Problem description:
Sift the material for lines containing "object", and return them.

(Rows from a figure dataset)
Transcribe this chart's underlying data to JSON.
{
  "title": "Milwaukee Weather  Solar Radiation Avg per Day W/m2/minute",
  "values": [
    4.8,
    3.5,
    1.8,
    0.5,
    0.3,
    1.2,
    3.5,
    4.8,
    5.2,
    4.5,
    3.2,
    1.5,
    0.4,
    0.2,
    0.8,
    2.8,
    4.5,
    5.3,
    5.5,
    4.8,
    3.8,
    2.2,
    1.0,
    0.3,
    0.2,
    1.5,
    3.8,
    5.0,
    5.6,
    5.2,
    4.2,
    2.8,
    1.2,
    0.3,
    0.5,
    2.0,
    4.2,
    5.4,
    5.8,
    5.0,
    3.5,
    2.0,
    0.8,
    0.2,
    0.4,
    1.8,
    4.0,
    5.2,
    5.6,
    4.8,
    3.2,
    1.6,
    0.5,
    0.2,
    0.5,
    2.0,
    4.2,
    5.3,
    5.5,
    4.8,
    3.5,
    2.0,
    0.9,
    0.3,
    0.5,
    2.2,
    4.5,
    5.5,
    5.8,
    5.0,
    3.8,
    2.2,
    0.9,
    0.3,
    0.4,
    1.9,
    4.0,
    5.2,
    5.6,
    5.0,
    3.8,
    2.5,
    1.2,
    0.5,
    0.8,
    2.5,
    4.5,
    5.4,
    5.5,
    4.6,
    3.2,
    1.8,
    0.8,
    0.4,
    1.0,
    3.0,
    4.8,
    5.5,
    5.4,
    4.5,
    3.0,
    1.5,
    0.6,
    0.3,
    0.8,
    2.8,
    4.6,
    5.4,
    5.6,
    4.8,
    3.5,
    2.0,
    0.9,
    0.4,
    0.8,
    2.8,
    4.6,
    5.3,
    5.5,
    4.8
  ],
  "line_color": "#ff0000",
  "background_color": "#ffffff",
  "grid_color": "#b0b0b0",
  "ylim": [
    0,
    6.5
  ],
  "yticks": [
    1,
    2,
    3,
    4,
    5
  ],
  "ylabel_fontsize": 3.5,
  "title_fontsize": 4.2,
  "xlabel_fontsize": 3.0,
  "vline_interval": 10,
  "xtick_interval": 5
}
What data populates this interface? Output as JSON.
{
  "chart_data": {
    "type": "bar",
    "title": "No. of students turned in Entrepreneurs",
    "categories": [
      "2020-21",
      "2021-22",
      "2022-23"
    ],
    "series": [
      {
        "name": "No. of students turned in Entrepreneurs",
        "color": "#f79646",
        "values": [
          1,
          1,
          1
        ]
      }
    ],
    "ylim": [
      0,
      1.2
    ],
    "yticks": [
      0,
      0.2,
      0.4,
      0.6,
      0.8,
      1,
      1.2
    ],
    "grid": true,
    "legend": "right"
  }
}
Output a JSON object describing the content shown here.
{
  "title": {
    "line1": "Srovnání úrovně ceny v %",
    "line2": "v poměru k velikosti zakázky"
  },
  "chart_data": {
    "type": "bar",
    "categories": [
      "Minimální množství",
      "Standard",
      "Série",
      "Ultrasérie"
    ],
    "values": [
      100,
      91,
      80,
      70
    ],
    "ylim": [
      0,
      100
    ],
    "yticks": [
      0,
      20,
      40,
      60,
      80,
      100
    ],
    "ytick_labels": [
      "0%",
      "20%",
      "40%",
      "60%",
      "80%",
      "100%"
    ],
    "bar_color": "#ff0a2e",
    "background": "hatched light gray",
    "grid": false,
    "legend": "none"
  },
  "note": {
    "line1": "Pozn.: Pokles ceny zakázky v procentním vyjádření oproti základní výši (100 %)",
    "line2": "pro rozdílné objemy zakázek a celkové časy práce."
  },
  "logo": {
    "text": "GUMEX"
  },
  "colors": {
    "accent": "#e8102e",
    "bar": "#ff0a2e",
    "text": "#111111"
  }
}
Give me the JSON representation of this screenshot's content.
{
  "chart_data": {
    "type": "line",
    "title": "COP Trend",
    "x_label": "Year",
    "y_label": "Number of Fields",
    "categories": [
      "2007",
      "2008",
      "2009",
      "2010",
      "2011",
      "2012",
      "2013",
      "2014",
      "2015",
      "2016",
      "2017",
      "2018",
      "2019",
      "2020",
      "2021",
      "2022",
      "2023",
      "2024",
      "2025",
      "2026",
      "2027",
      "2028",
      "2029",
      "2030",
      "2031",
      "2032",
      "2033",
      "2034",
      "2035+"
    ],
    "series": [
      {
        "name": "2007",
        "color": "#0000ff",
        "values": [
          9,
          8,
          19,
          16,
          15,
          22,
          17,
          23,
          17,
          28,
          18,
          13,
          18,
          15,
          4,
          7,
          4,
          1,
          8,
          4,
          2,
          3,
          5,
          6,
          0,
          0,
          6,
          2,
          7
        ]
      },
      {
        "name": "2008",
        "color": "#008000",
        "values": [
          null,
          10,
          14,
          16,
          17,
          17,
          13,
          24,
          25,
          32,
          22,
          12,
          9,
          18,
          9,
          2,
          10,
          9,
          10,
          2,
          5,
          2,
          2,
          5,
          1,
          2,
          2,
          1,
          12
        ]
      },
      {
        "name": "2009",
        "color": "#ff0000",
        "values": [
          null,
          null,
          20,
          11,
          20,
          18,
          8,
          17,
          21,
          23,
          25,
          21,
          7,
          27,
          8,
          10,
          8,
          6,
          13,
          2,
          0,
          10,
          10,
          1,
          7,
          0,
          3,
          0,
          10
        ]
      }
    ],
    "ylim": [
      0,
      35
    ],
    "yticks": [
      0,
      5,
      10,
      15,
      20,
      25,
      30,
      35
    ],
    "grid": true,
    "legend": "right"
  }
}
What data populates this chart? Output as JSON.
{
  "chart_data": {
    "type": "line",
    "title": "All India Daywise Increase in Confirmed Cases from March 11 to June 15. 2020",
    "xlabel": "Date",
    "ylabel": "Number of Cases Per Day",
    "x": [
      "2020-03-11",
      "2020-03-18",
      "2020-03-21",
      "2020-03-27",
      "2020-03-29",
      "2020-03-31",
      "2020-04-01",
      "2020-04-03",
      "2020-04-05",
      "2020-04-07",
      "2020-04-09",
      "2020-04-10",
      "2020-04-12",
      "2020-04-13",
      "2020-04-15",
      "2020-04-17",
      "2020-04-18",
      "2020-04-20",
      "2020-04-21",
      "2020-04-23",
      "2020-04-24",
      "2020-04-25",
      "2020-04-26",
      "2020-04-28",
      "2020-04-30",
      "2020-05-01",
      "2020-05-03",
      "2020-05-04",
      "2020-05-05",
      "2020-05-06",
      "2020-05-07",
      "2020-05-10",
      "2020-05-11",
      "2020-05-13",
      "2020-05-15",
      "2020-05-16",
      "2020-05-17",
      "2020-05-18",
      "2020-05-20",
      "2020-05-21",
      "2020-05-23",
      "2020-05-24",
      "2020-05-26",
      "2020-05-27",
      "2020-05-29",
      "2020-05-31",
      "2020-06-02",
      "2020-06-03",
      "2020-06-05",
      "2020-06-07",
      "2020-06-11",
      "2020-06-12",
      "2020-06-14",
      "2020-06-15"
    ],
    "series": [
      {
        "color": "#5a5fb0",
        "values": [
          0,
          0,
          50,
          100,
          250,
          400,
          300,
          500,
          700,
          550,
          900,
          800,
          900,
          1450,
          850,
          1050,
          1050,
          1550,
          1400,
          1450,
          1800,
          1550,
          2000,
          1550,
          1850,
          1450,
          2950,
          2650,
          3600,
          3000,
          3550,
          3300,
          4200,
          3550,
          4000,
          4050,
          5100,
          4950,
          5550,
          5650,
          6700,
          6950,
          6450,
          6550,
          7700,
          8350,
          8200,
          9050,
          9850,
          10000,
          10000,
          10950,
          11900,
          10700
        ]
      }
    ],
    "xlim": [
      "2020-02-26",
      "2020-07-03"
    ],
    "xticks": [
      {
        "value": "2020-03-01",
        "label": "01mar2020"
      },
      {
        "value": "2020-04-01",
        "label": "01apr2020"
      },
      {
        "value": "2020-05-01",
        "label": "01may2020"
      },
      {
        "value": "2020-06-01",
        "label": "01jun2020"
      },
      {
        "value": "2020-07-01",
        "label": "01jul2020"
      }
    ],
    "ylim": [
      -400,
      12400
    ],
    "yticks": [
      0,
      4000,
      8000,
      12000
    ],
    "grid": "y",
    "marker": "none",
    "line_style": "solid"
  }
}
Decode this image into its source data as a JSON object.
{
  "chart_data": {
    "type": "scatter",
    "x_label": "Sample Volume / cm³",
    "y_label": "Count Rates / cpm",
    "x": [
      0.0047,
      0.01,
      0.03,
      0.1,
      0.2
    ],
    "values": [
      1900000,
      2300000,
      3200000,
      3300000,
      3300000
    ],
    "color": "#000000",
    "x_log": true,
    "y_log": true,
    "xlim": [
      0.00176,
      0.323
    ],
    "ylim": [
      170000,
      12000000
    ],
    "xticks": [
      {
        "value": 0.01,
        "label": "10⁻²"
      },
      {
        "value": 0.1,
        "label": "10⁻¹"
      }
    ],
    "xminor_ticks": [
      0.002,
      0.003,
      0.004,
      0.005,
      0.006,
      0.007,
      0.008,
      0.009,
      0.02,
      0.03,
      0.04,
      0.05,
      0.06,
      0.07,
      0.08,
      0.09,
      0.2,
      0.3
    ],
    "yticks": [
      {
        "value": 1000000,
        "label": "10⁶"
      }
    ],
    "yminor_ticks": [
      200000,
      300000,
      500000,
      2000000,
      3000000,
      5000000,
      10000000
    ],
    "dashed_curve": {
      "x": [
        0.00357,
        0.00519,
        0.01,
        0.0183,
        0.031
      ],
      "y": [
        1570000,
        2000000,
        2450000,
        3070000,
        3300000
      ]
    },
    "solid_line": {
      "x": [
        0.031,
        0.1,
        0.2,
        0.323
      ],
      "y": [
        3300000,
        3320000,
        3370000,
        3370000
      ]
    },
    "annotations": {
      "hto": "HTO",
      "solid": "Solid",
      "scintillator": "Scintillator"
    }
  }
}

Exercise response:
Output a JSON object describing the content shown here.
Decode this image into its source data as a JSON object.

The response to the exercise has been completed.